▶ _YOUR INSTRUCTIONS_: Rewrite the lines below, swapping every "Kokan" for "Kokan Synthetics" and leaving all other text untouched.

==== SUPPLIED RECORDS ====

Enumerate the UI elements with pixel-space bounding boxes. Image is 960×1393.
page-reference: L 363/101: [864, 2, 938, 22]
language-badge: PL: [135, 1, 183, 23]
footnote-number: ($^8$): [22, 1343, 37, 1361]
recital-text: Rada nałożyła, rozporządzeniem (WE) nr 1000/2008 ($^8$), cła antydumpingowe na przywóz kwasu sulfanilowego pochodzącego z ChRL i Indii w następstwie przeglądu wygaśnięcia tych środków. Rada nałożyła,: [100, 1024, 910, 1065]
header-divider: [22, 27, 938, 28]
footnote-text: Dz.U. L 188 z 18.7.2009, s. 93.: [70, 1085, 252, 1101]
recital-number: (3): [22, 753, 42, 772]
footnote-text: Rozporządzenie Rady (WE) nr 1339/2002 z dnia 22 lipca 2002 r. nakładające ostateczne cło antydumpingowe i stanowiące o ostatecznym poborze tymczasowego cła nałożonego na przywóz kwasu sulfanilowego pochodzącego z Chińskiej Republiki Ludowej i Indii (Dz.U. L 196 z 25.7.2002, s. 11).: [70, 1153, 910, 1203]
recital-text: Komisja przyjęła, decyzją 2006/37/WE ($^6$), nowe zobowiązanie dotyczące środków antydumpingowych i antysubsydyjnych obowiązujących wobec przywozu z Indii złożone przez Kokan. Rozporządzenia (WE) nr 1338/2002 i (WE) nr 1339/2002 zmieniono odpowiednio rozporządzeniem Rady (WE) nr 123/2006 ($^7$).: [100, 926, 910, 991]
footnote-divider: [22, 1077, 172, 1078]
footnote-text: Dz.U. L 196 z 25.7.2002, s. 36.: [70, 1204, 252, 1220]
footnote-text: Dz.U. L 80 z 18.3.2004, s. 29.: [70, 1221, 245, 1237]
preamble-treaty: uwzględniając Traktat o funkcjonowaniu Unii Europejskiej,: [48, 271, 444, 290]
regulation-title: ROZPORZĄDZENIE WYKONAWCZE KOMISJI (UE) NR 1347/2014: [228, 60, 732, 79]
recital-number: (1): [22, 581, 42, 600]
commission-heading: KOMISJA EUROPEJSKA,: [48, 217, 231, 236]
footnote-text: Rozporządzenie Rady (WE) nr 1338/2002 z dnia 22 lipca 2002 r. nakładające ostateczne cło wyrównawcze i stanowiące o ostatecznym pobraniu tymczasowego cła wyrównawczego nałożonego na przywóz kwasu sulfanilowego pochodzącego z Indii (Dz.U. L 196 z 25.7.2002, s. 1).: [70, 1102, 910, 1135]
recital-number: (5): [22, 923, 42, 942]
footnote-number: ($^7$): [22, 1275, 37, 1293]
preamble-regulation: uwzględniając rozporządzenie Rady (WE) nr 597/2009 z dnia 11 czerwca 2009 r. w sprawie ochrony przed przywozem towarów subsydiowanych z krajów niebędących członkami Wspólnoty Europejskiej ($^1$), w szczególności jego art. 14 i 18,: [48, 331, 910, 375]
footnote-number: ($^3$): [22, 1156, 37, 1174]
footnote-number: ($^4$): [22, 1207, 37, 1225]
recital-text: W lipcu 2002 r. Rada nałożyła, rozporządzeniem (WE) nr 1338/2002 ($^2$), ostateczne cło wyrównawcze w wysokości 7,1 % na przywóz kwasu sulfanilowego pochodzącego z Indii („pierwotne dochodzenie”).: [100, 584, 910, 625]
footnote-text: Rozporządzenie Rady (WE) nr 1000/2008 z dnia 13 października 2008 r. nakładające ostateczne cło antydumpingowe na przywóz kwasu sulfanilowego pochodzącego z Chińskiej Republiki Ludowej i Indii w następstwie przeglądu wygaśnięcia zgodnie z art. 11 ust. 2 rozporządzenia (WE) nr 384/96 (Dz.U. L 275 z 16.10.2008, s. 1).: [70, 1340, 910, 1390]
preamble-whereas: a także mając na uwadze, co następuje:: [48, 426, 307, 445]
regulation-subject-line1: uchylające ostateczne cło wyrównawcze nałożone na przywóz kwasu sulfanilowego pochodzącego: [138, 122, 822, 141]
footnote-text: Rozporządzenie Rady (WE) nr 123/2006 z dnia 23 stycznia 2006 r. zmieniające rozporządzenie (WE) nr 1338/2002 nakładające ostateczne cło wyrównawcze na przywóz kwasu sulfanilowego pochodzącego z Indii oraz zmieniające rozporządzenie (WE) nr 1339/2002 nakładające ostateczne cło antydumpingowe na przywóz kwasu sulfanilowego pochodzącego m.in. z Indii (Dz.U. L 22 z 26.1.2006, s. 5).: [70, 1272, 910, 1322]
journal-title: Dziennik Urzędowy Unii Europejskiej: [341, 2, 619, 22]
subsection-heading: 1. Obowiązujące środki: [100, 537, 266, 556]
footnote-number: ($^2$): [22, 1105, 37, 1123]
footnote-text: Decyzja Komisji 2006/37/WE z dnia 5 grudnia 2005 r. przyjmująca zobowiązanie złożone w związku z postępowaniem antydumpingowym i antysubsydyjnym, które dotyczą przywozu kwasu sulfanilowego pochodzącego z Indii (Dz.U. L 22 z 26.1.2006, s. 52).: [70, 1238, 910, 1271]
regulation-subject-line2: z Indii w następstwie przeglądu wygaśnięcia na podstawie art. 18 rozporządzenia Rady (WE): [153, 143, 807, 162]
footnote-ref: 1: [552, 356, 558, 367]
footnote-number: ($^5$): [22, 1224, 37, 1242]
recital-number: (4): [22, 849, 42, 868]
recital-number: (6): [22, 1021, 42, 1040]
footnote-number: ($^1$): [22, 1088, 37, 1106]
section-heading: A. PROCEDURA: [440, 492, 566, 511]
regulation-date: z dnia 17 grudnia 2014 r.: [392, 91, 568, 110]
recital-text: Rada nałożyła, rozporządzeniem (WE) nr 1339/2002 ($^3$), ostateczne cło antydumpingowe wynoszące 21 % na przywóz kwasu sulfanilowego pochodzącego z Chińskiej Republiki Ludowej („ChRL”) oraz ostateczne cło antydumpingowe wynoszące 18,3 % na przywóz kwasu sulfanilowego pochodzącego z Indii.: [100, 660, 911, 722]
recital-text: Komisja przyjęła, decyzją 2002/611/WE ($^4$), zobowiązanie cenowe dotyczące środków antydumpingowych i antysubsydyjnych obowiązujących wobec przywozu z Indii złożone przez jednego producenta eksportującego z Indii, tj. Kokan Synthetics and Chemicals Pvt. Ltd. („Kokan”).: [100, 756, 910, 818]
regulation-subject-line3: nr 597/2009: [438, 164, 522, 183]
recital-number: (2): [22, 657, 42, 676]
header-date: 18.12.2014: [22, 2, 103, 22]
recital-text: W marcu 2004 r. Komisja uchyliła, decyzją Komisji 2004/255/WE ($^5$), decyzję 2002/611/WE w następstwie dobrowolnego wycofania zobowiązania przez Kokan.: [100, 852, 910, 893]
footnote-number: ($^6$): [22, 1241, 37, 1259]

====

▶ _THE COMPLETED TASK_:
Enumerate the UI elements with pixel-space bounding boxes. Image is 960×1393.
page-reference: L 363/101: [864, 2, 938, 22]
language-badge: PL: [135, 1, 183, 23]
footnote-number: ($^8$): [22, 1343, 37, 1361]
recital-text: Rada nałożyła, rozporządzeniem (WE) nr 1000/2008 ($^8$), cła antydumpingowe na przywóz kwasu sulfanilowego pochodzącego z ChRL i Indii w następstwie przeglądu wygaśnięcia tych środków. Rada nałożyła,: [100, 1024, 910, 1065]
header-divider: [22, 27, 938, 28]
footnote-text: Dz.U. L 188 z 18.7.2009, s. 93.: [70, 1085, 252, 1101]
recital-number: (3): [22, 753, 42, 772]
footnote-text: Rozporządzenie Rady (WE) nr 1339/2002 z dnia 22 lipca 2002 r. nakładające ostateczne cło antydumpingowe i stanowiące o ostatecznym poborze tymczasowego cła nałożonego na przywóz kwasu sulfanilowego pochodzącego z Chińskiej Republiki Ludowej i Indii (Dz.U. L 196 z 25.7.2002, s. 11).: [70, 1153, 910, 1203]
recital-text: Komisja przyjęła, decyzją 2006/37/WE ($^6$), nowe zobowiązanie dotyczące środków antydumpingowych i antysubsydyjnych obowiązujących wobec przywozu z Indii złożone przez Kokan Synthetics. Rozporządzenia (WE) nr 1338/2002 i (WE) nr 1339/2002 zmieniono odpowiednio rozporządzeniem Rady (WE) nr 123/2006 ($^7$).: [100, 926, 910, 991]
footnote-divider: [22, 1077, 172, 1078]
footnote-text: Dz.U. L 196 z 25.7.2002, s. 36.: [70, 1204, 252, 1220]
footnote-text: Dz.U. L 80 z 18.3.2004, s. 29.: [70, 1221, 245, 1237]
preamble-treaty: uwzględniając Traktat o funkcjonowaniu Unii Europejskiej,: [48, 271, 444, 290]
regulation-title: ROZPORZĄDZENIE WYKONAWCZE KOMISJI (UE) NR 1347/2014: [228, 60, 732, 79]
recital-number: (1): [22, 581, 42, 600]
commission-heading: KOMISJA EUROPEJSKA,: [48, 217, 231, 236]
footnote-text: Rozporządzenie Rady (WE) nr 1338/2002 z dnia 22 lipca 2002 r. nakładające ostateczne cło wyrównawcze i stanowiące o ostatecznym pobraniu tymczasowego cła wyrównawczego nałożonego na przywóz kwasu sulfanilowego pochodzącego z Indii (Dz.U. L 196 z 25.7.2002, s. 1).: [70, 1102, 910, 1135]
recital-number: (5): [22, 923, 42, 942]
footnote-number: ($^7$): [22, 1275, 37, 1293]
preamble-regulation: uwzględniając rozporządzenie Rady (WE) nr 597/2009 z dnia 11 czerwca 2009 r. w sprawie ochrony przed przywozem towarów subsydiowanych z krajów niebędących członkami Wspólnoty Europejskiej ($^1$), w szczególności jego art. 14 i 18,: [48, 331, 910, 375]
footnote-number: ($^3$): [22, 1156, 37, 1174]
footnote-number: ($^4$): [22, 1207, 37, 1225]
recital-text: W lipcu 2002 r. Rada nałożyła, rozporządzeniem (WE) nr 1338/2002 ($^2$), ostateczne cło wyrównawcze w wysokości 7,1 % na przywóz kwasu sulfanilowego pochodzącego z Indii („pierwotne dochodzenie”).: [100, 584, 910, 625]
footnote-text: Rozporządzenie Rady (WE) nr 1000/2008 z dnia 13 października 2008 r. nakładające ostateczne cło antydumpingowe na przywóz kwasu sulfanilowego pochodzącego z Chińskiej Republiki Ludowej i Indii w następstwie przeglądu wygaśnięcia zgodnie z art. 11 ust. 2 rozporządzenia (WE) nr 384/96 (Dz.U. L 275 z 16.10.2008, s. 1).: [70, 1340, 910, 1390]
preamble-whereas: a także mając na uwadze, co następuje:: [48, 426, 307, 445]
regulation-subject-line1: uchylające ostateczne cło wyrównawcze nałożone na przywóz kwasu sulfanilowego pochodzącego: [138, 122, 822, 141]
footnote-text: Rozporządzenie Rady (WE) nr 123/2006 z dnia 23 stycznia 2006 r. zmieniające rozporządzenie (WE) nr 1338/2002 nakładające ostateczne cło wyrównawcze na przywóz kwasu sulfanilowego pochodzącego z Indii oraz zmieniające rozporządzenie (WE) nr 1339/2002 nakładające ostateczne cło antydumpingowe na przywóz kwasu sulfanilowego pochodzącego m.in. z Indii (Dz.U. L 22 z 26.1.2006, s. 5).: [70, 1272, 910, 1322]
journal-title: Dziennik Urzędowy Unii Europejskiej: [341, 2, 619, 22]
subsection-heading: 1. Obowiązujące środki: [100, 537, 266, 556]
footnote-number: ($^2$): [22, 1105, 37, 1123]
footnote-text: Decyzja Komisji 2006/37/WE z dnia 5 grudnia 2005 r. przyjmująca zobowiązanie złożone w związku z postępowaniem antydumpingowym i antysubsydyjnym, które dotyczą przywozu kwasu sulfanilowego pochodzącego z Indii (Dz.U. L 22 z 26.1.2006, s. 52).: [70, 1238, 910, 1271]
regulation-subject-line2: z Indii w następstwie przeglądu wygaśnięcia na podstawie art. 18 rozporządzenia Rady (WE): [153, 143, 807, 162]
footnote-ref: 1: [552, 356, 558, 367]
footnote-number: ($^5$): [22, 1224, 37, 1242]
recital-number: (4): [22, 849, 42, 868]
recital-number: (6): [22, 1021, 42, 1040]
footnote-number: ($^1$): [22, 1088, 37, 1106]
section-heading: A. PROCEDURA: [440, 492, 566, 511]
regulation-date: z dnia 17 grudnia 2014 r.: [392, 91, 568, 110]
recital-text: Rada nałożyła, rozporządzeniem (WE) nr 1339/2002 ($^3$), ostateczne cło antydumpingowe wynoszące 21 % na przywóz kwasu sulfanilowego pochodzącego z Chińskiej Republiki Ludowej („ChRL”) oraz ostateczne cło antydumpingowe wynoszące 18,3 % na przywóz kwasu sulfanilowego pochodzącego z Indii.: [100, 660, 911, 722]
recital-text: Komisja przyjęła, decyzją 2002/611/WE ($^4$), zobowiązanie cenowe dotyczące środków antydumpingowych i antysubsydyjnych obowiązujących wobec przywozu z Indii złożone przez jednego producenta eksportującego z Indii, tj. Kokan Synthetics Synthetics and Chemicals Pvt. Ltd. („Kokan Synthetics”).: [100, 756, 910, 818]
regulation-subject-line3: nr 597/2009: [438, 164, 522, 183]
recital-number: (2): [22, 657, 42, 676]
header-date: 18.12.2014: [22, 2, 103, 22]
recital-text: W marcu 2004 r. Komisja uchyliła, decyzją Komisji 2004/255/WE ($^5$), decyzję 2002/611/WE w następstwie dobrowolnego wycofania zobowiązania przez Kokan Synthetics.: [100, 852, 910, 893]
footnote-number: ($^6$): [22, 1241, 37, 1259]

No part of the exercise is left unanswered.